_YOUR GOAL_. Answer with one number: how many lines hold the string "image".

_ITEMS_.
»»

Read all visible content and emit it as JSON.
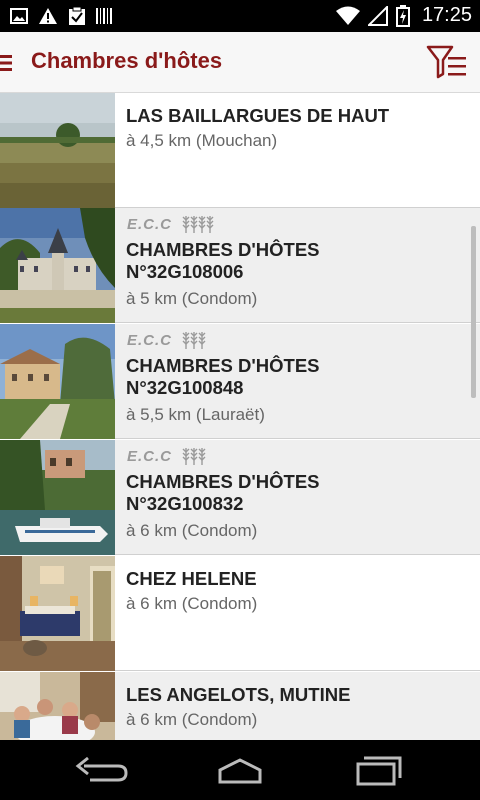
{
  "status_bar": {
    "time": "17:25",
    "icons": [
      "image-icon",
      "warning-icon",
      "clipboard-check-icon",
      "barcode-icon",
      "wifi-icon",
      "signal-icon",
      "battery-icon"
    ]
  },
  "app_bar": {
    "title": "Chambres d'hôtes",
    "menu_icon": "menu-icon",
    "filter_icon": "filter-list-icon"
  },
  "accent_color": "#8a1a1a",
  "listings": [
    {
      "label": "",
      "title_lines": [
        "LAS BAILLARGUES DE HAUT"
      ],
      "distance": "à 4,5 km (Mouchan)",
      "theme": "field"
    },
    {
      "label": "E.C.C",
      "title_lines": [
        "CHAMBRES D'HÔTES",
        "N°32G108006"
      ],
      "distance": "à 5 km (Condom)",
      "theme": "chateau"
    },
    {
      "label": "E.C.C",
      "title_lines": [
        "CHAMBRES D'HÔTES",
        "N°32G100848"
      ],
      "distance": "à 5,5 km (Lauraët)",
      "theme": "farmhouse"
    },
    {
      "label": "E.C.C",
      "title_lines": [
        "CHAMBRES D'HÔTES",
        "N°32G100832"
      ],
      "distance": "à 6 km (Condom)",
      "theme": "boat"
    },
    {
      "label": "",
      "title_lines": [
        "CHEZ HELENE"
      ],
      "distance": "à 6 km (Condom)",
      "theme": "bedroom"
    },
    {
      "label": "",
      "title_lines": [
        "LES ANGELOTS, MUTINE"
      ],
      "distance": "à 6 km (Condom)",
      "theme": "dining"
    }
  ],
  "nav_bar": {
    "icons": [
      "back-icon",
      "home-icon",
      "recent-apps-icon"
    ]
  }
}
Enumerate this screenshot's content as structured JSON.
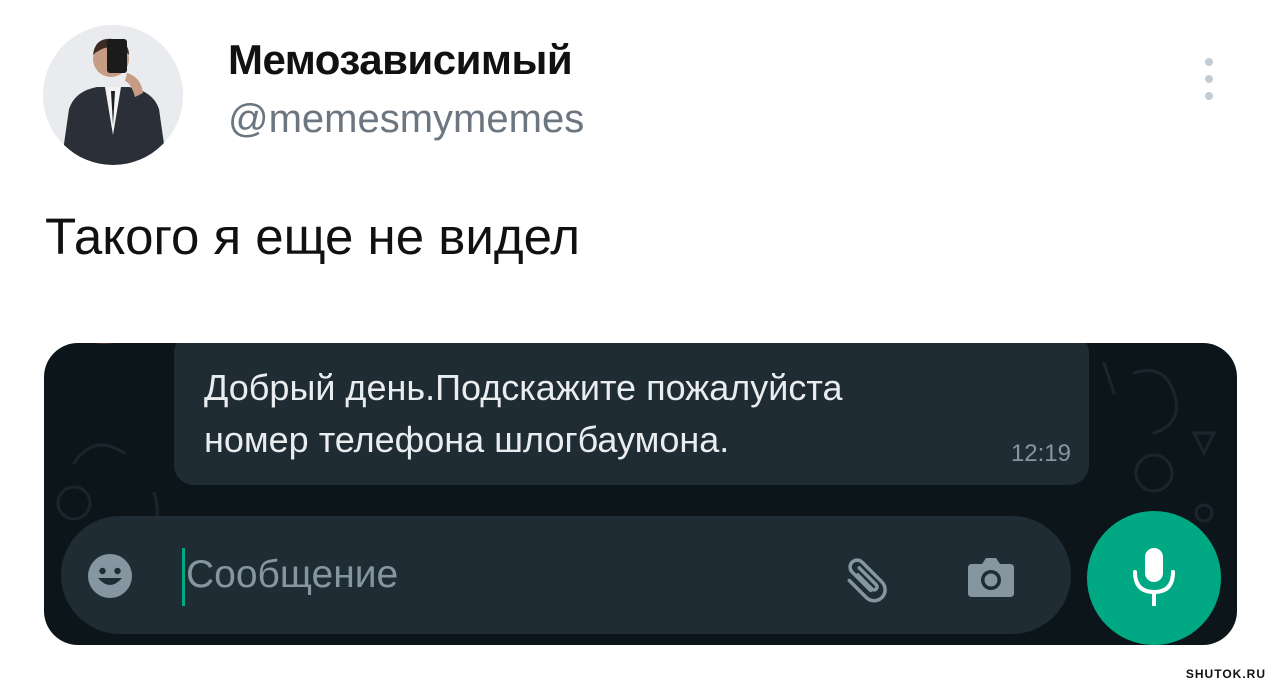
{
  "tweet": {
    "author": {
      "display_name": "Мемозависимый",
      "handle": "@memesmymemes",
      "avatar_icon": "profile-photo"
    },
    "more_icon": "vertical-ellipsis-icon",
    "text": "Такого я еще не видел"
  },
  "chat_screenshot": {
    "message": {
      "line1": "Добрый день.Подскажите пожалуйста",
      "line2": "номер телефона шлогбаумона.",
      "time": "12:19"
    },
    "input": {
      "placeholder": "Сообщение",
      "value": ""
    },
    "icons": {
      "emoji": "emoji-icon",
      "attach": "paperclip-icon",
      "camera": "camera-icon",
      "mic": "microphone-icon"
    },
    "colors": {
      "background": "#0c151a",
      "bubble": "#1f2c33",
      "accent": "#00a884"
    }
  },
  "watermark": "SHUTOK.RU"
}
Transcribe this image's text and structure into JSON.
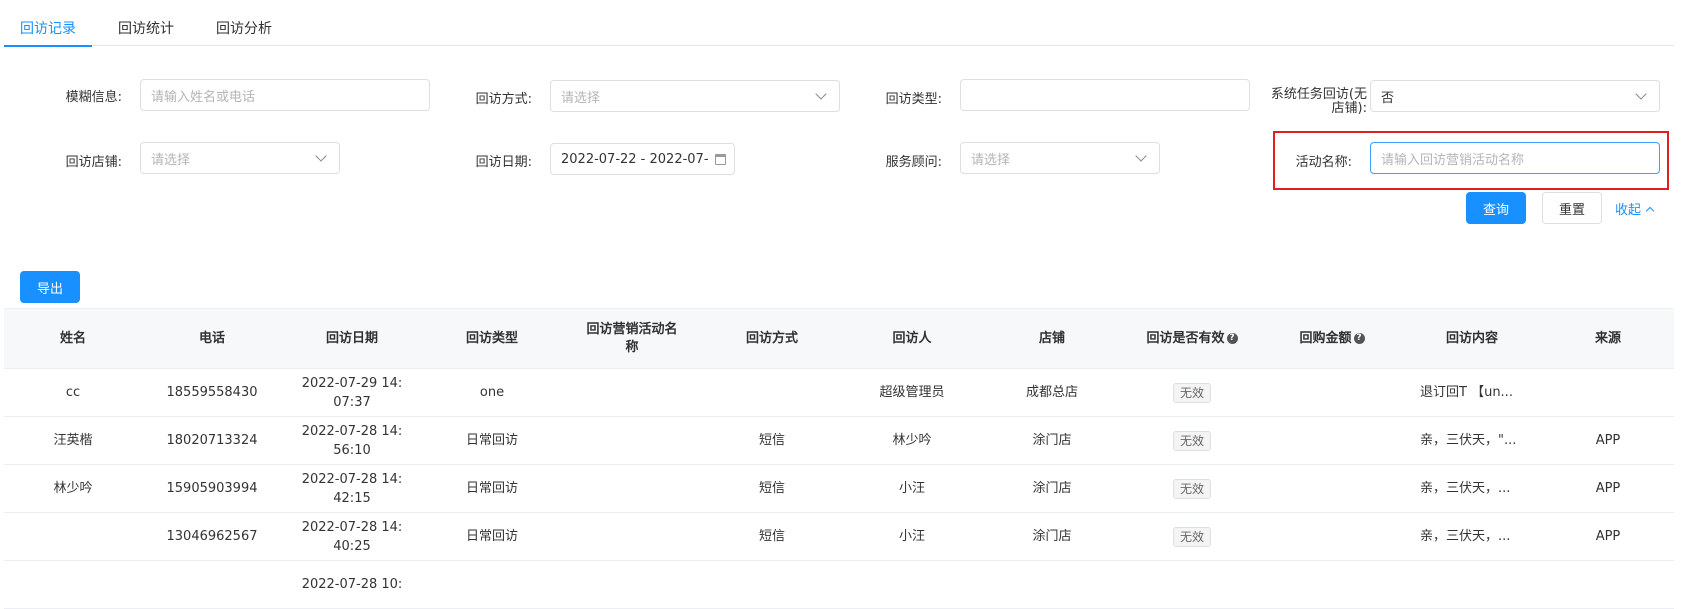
{
  "tabs": [
    {
      "label": "回访记录",
      "active": true
    },
    {
      "label": "回访统计",
      "active": false
    },
    {
      "label": "回访分析",
      "active": false
    }
  ],
  "filters": {
    "fuzzy": {
      "label": "模糊信息:",
      "placeholder": "请输入姓名或电话"
    },
    "method": {
      "label": "回访方式:",
      "placeholder": "请选择"
    },
    "type": {
      "label": "回访类型:",
      "value": ""
    },
    "system_task": {
      "label_line1": "系统任务回访(无",
      "label_line2": "店铺):",
      "value": "否"
    },
    "store": {
      "label": "回访店铺:",
      "placeholder": "请选择"
    },
    "date": {
      "label": "回访日期:",
      "value": "2022-07-22 - 2022-07-"
    },
    "advisor": {
      "label": "服务顾问:",
      "placeholder": "请选择"
    },
    "activity": {
      "label": "活动名称:",
      "placeholder": "请输入回访营销活动名称"
    }
  },
  "actions": {
    "query": "查询",
    "reset": "重置",
    "collapse": "收起",
    "export": "导出"
  },
  "table": {
    "headers": [
      "姓名",
      "电话",
      "回访日期",
      "回访类型",
      "回访营销活动名称",
      "回访方式",
      "回访人",
      "店铺",
      "回访是否有效",
      "回购金额",
      "回访内容",
      "来源"
    ],
    "help_icon": "?",
    "rows": [
      {
        "name": "cc",
        "phone": "18559558430",
        "date1": "2022-07-29 14:",
        "date2": "07:37",
        "type": "one",
        "activity": "",
        "method": "",
        "visitor": "超级管理员",
        "store": "成都总店",
        "valid": "无效",
        "amount": "",
        "content": "退订回T 【un...",
        "source": ""
      },
      {
        "name": "汪英楷",
        "phone": "18020713324",
        "date1": "2022-07-28 14:",
        "date2": "56:10",
        "type": "日常回访",
        "activity": "",
        "method": "短信",
        "visitor": "林少吟",
        "store": "涂门店",
        "valid": "无效",
        "amount": "",
        "content": "亲，三伏天，\"...",
        "source": "APP"
      },
      {
        "name": "林少吟",
        "phone": "15905903994",
        "date1": "2022-07-28 14:",
        "date2": "42:15",
        "type": "日常回访",
        "activity": "",
        "method": "短信",
        "visitor": "小汪",
        "store": "涂门店",
        "valid": "无效",
        "amount": "",
        "content": "亲，三伏天，...",
        "source": "APP"
      },
      {
        "name": "",
        "phone": "13046962567",
        "date1": "2022-07-28 14:",
        "date2": "40:25",
        "type": "日常回访",
        "activity": "",
        "method": "短信",
        "visitor": "小汪",
        "store": "涂门店",
        "valid": "无效",
        "amount": "",
        "content": "亲，三伏天，...",
        "source": "APP"
      },
      {
        "name": "",
        "phone": "",
        "date1": "2022-07-28 10:",
        "date2": "",
        "type": "",
        "activity": "",
        "method": "",
        "visitor": "",
        "store": "",
        "valid": "",
        "amount": "",
        "content": "",
        "source": ""
      }
    ]
  },
  "colors": {
    "primary": "#1890ff",
    "highlight": "#e02020"
  }
}
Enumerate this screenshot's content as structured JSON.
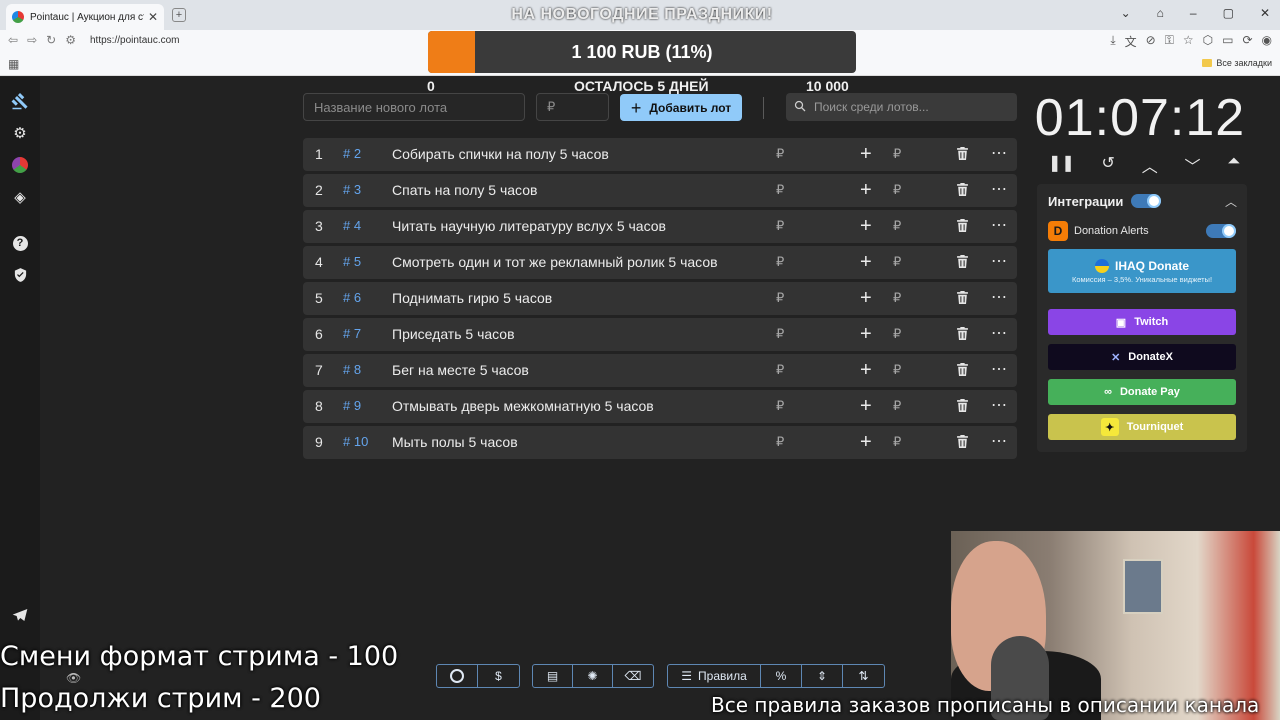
{
  "browser": {
    "tab_title": "Pointauc | Аукцион для стримеров",
    "url": "https://pointauc.com",
    "bookmarks_label": "Все закладки"
  },
  "goal": {
    "title": "НА НОВОГОДНИЕ ПРАЗДНИКИ!",
    "progress_label": "1 100 RUB (11%)",
    "progress_fraction": 0.11,
    "min_label": "0",
    "days_left_label": "ОСТАЛОСЬ 5 ДНЕЙ",
    "max_label": "10 000",
    "fill_color": "#ef7d17"
  },
  "controls": {
    "new_lot_placeholder": "Название нового лота",
    "amount_placeholder": "₽",
    "add_lot_label": "Добавить лот",
    "search_placeholder": "Поиск среди лотов..."
  },
  "lots": [
    {
      "index": "1",
      "fast_id": "# 2",
      "name": "Собирать спички на полу 5 часов",
      "amount": "₽"
    },
    {
      "index": "2",
      "fast_id": "# 3",
      "name": "Спать на полу 5 часов",
      "amount": "₽"
    },
    {
      "index": "3",
      "fast_id": "# 4",
      "name": "Читать научную литературу вслух 5 часов",
      "amount": "₽"
    },
    {
      "index": "4",
      "fast_id": "# 5",
      "name": "Смотреть один и тот же рекламный ролик 5 часов",
      "amount": "₽"
    },
    {
      "index": "5",
      "fast_id": "# 6",
      "name": "Поднимать гирю 5 часов",
      "amount": "₽"
    },
    {
      "index": "6",
      "fast_id": "# 7",
      "name": "Приседать 5 часов",
      "amount": "₽"
    },
    {
      "index": "7",
      "fast_id": "# 8",
      "name": "Бег на месте 5 часов",
      "amount": "₽"
    },
    {
      "index": "8",
      "fast_id": "# 9",
      "name": "Отмывать дверь межкомнатную 5 часов",
      "amount": "₽"
    },
    {
      "index": "9",
      "fast_id": "# 10",
      "name": "Мыть полы 5 часов",
      "amount": "₽"
    }
  ],
  "timer": {
    "value": "01:07:12"
  },
  "integrations": {
    "title": "Интеграции",
    "donation_alerts": "Donation Alerts",
    "ihaq_label": "IHAQ Donate",
    "ihaq_sub": "Комиссия – 3,5%. Уникальные виджеты!",
    "twitch": "Twitch",
    "donatex": "DonateX",
    "donatepay": "Donate Pay",
    "tourniquet": "Tourniquet"
  },
  "toolbar": {
    "rules_label": "Правила"
  },
  "overlay": {
    "line1": "Смени формат стрима - 100",
    "line2": "Продолжи стрим - 200",
    "line3": "Все правила заказов прописаны в описании канала"
  },
  "icons": {
    "sidebar": [
      "gavel-icon",
      "gear-icon",
      "pie-chart-icon",
      "layers-icon",
      "help-icon",
      "shield-icon",
      "telegram-icon"
    ],
    "toolbar": [
      "github-icon",
      "dollar-icon",
      "save-icon",
      "bug-icon",
      "clear-icon",
      "rules-icon",
      "percent-icon",
      "compress-icon",
      "sort-icon"
    ]
  }
}
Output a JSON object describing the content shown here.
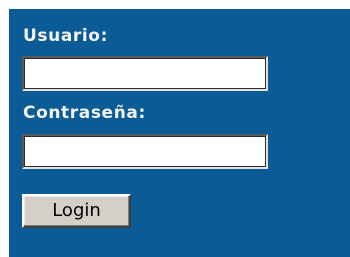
{
  "form": {
    "username_label": "Usuario:",
    "username_value": "",
    "password_label": "Contraseña:",
    "password_value": "",
    "submit_label": "Login"
  },
  "colors": {
    "panel_background": "#0a5b96",
    "label_text": "#f3f3f3",
    "button_face": "#d4d0c8"
  }
}
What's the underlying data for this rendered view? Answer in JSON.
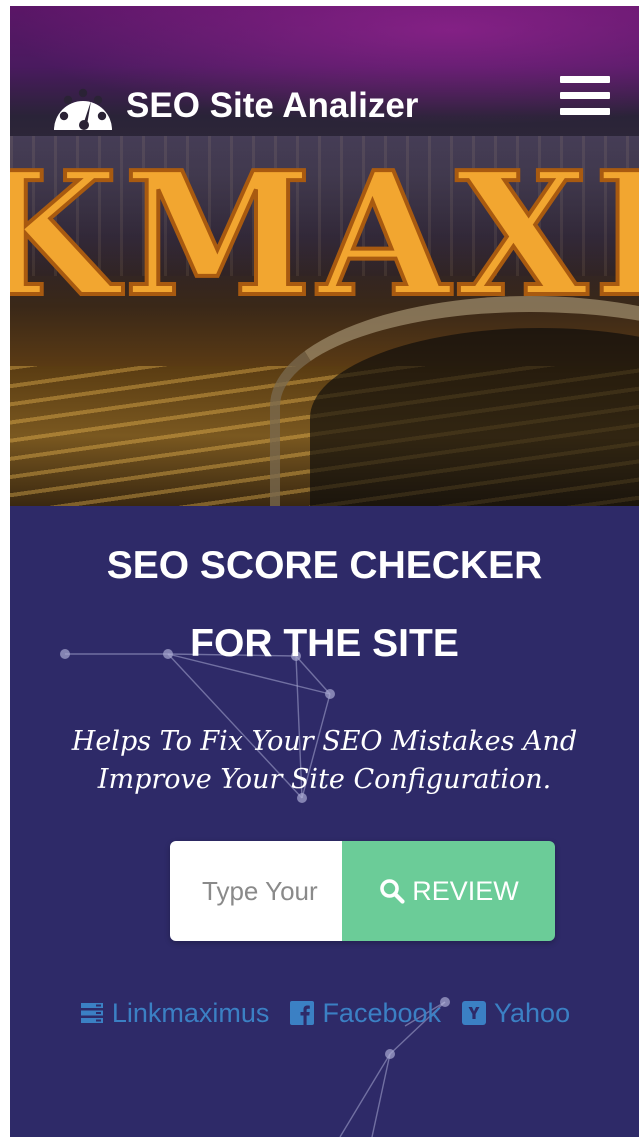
{
  "header": {
    "site_name": "SEO Site Analizer",
    "logo_icon": "speedometer-icon",
    "menu_icon": "hamburger-menu-icon"
  },
  "hero": {
    "banner_text": "KMAXIC"
  },
  "main": {
    "headline_line1": "SEO SCORE CHECKER",
    "headline_line2": "FOR THE SITE",
    "tagline_line1": "Helps To Fix Your SEO Mistakes And",
    "tagline_line2": "Improve Your Site Configuration.",
    "search": {
      "placeholder": "Type Your",
      "button_label": "REVIEW",
      "button_icon": "search-icon"
    },
    "links": [
      {
        "label": "Linkmaximus",
        "icon": "server-icon"
      },
      {
        "label": "Facebook",
        "icon": "facebook-icon"
      },
      {
        "label": "Yahoo",
        "icon": "yahoo-icon"
      }
    ]
  },
  "colors": {
    "section_background": "#2e2a68",
    "review_button": "#6bcc98",
    "link_color": "#3b80c4",
    "text_white": "#ffffff"
  }
}
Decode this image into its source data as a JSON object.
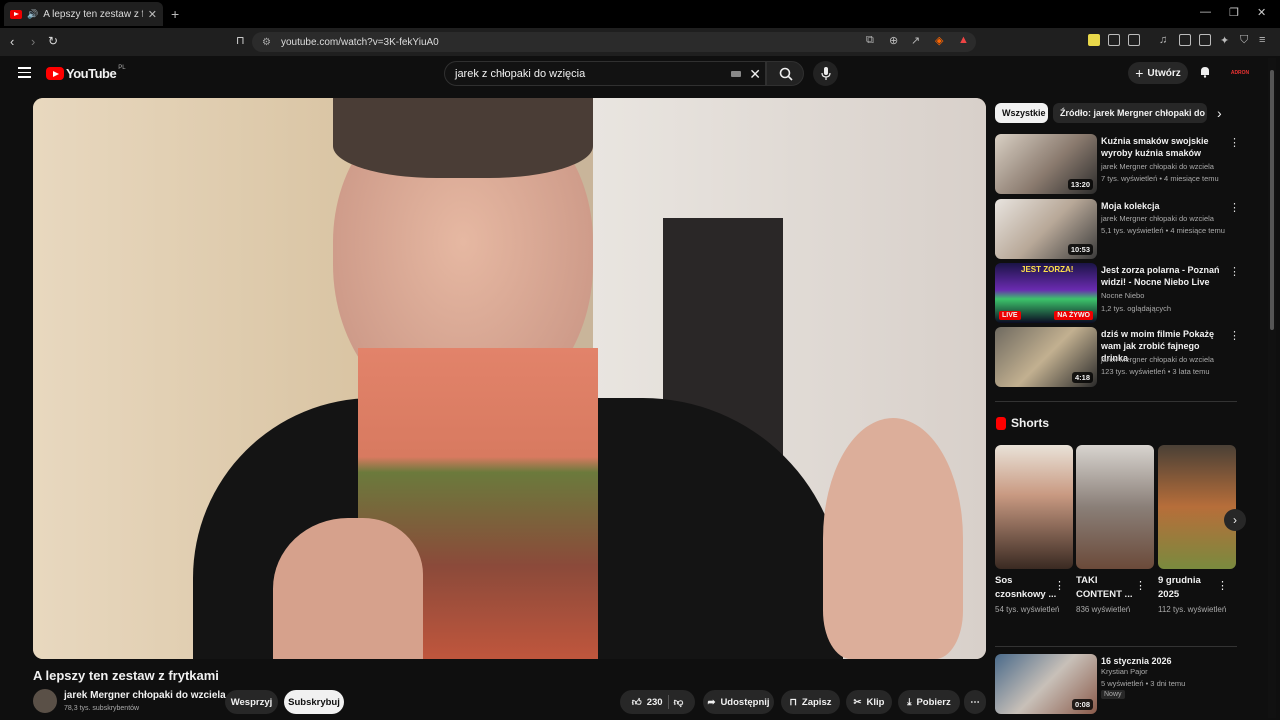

««

_REPLY TO THE TASK_. 3